### What to do
[1] Using the article on the Enterprise Ireland Student Entrepreneur awards, answer:
(a) Which university is the Ablatepure team from?
(b) What does the MicroDoc tool use to save medics time and money?
(c) How much was the overall prize worth?
[2] Carry on the article about the Enterprise Ireland Student Entrepreneur awards, starting after its final sentence.

--- Document section Enclosed Below ---

As well as sci-tech business ideas, biomed engineering lecturer John Mulvihill was honoured as a third-level project supervisor with the Enterprise Ireland Academic Award.
Several budding sci-tech founders who took part in this year’s Enterprise Ireland Student Entrepreneur awards have been awarded funding to develop their ideas further.
The winners of the 42nd edition of the competition were announced today (9 June). As well as the overall winner, three sci-tech teams won high-achieving merit awards and €5,000 in prize funding each.
Ablatepure, a team from University of Limerick, won funding for a medical device it developed to improve cosmetic outcomes in breast cancer patients. Their award was sponsored by Cruickshank.
MicroDoc from Trinity College Dublin impressed with their product which automates medical paperwork for doctors and admin staff. The tool uses AI dictation and automation to save medics time and money as they keep on top of documentation. MicroDoc’s award was sponsored by Grant Thornton.
The third award winner was sponsored by the Local Enterprise Office. It went to GoPlugable, a team from Dundalk Institute of Technology and Queen’s University, Belfast. GoPlugable is working to connect home EV chargers to a sharable platform for EV owners to share their charging points with other users.
The winner of the overall prize of €10,000 was not a sci-tech company, but a fast-growing sustainable sportswear company founded by Cork student Emma Coffey.
All of the winning teams this year will be able to avail of advice and mentoring from Enterprise Ireland and the Local Enterprise Office, Intellectual Property consultancy and protection from Cruickshank and business plan development from Grant Thornton.

--- End of Enclosed Document section ---
--- Data extracts Enclosed Below ---

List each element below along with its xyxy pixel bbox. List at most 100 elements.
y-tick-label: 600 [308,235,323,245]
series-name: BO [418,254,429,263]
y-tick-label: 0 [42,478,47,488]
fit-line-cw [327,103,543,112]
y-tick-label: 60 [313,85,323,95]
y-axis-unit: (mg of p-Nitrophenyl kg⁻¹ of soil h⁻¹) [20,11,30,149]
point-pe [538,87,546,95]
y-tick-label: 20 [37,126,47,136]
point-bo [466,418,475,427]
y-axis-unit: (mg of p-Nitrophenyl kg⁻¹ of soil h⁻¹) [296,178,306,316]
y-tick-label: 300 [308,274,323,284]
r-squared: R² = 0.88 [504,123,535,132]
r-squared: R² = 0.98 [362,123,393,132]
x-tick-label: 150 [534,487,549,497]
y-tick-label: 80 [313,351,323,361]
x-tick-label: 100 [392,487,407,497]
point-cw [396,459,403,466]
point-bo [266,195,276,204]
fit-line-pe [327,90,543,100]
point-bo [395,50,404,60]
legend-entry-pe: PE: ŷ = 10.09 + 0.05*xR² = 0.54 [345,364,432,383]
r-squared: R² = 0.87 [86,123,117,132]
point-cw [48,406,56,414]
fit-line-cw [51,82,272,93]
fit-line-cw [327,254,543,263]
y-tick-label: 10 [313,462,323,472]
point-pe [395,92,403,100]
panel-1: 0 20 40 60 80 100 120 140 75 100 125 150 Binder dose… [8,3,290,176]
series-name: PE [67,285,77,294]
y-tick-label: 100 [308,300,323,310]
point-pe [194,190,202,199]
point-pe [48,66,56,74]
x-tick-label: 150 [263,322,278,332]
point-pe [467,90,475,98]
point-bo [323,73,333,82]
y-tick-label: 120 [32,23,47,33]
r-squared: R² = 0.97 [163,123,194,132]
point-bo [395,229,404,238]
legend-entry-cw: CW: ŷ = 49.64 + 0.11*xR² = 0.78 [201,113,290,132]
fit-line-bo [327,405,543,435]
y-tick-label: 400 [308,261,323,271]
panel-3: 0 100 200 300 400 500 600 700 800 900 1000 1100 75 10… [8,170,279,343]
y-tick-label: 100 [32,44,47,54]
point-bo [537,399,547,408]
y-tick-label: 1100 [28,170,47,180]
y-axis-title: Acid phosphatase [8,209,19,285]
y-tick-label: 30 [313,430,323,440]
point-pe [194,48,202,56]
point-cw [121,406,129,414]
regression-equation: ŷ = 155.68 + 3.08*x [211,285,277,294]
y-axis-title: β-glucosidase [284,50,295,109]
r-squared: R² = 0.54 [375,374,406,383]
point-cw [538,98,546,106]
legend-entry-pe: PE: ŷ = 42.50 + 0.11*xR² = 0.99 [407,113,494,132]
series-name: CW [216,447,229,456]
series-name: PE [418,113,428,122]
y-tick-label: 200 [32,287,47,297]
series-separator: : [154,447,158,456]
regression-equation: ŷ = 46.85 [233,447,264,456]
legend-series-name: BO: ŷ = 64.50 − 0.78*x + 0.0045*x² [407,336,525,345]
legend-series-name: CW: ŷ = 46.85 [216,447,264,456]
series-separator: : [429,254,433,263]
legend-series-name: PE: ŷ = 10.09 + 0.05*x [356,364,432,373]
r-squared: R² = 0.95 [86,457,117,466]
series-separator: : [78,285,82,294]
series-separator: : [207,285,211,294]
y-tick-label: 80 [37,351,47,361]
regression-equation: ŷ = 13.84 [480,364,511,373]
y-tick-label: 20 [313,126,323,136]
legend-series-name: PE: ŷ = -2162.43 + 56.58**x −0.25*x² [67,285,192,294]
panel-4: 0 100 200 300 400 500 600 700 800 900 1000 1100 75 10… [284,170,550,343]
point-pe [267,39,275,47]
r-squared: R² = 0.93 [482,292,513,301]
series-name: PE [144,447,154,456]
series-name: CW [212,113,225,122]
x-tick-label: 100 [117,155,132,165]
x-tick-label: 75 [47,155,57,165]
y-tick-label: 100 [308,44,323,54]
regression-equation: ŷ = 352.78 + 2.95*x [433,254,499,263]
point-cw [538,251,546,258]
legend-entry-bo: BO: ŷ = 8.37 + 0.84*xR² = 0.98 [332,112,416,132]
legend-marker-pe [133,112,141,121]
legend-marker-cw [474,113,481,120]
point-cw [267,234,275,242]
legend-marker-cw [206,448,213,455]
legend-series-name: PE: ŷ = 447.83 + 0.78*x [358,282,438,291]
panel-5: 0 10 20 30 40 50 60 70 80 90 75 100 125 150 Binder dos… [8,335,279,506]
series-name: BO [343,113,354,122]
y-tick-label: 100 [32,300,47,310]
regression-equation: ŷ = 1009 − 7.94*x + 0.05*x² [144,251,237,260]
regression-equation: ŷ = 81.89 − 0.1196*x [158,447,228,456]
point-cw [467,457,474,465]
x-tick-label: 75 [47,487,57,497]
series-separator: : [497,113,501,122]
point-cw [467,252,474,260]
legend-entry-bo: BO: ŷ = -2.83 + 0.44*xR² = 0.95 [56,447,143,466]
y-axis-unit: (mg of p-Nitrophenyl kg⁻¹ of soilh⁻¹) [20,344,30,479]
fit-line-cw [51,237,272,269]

--- End of Enclosed Data extracts ---

### Per-task outputs
[1]
(a) University of Limerick
(b) AI dictation and automation
(c) €10,000

[2]
Commenting on the winners, Richard Murphy, Enterprise Ireland, said that “fostering the next generation of Irish entrepreneurs is a priority” for Enterprise Ireland and the Local Enterprise Offices.
“We’ve seen a remarkable slate of shortlisted projects from very ambitious and innovative teams, supported by their academic institutions. These awards are an important milestone in these young entrepreneurs’ business journey providing them with a platform and resources to explore the potential of their ideas and the opportunity to turn these into thriving businesses.”
It was not just entrepreneurs that were honoured at the ceremony, however. University of Limerick lecturer in Biomedical Engineering, John Mulvihill, was recognised for his contribution as a third-level project supervisor with the Enterprise Ireland Academic Award.
The overall winner of last year’s Enterprise Ireland Student Entrepreneur Awards was FenuHealth, a company that makes gut-friendly food for ponies and horses.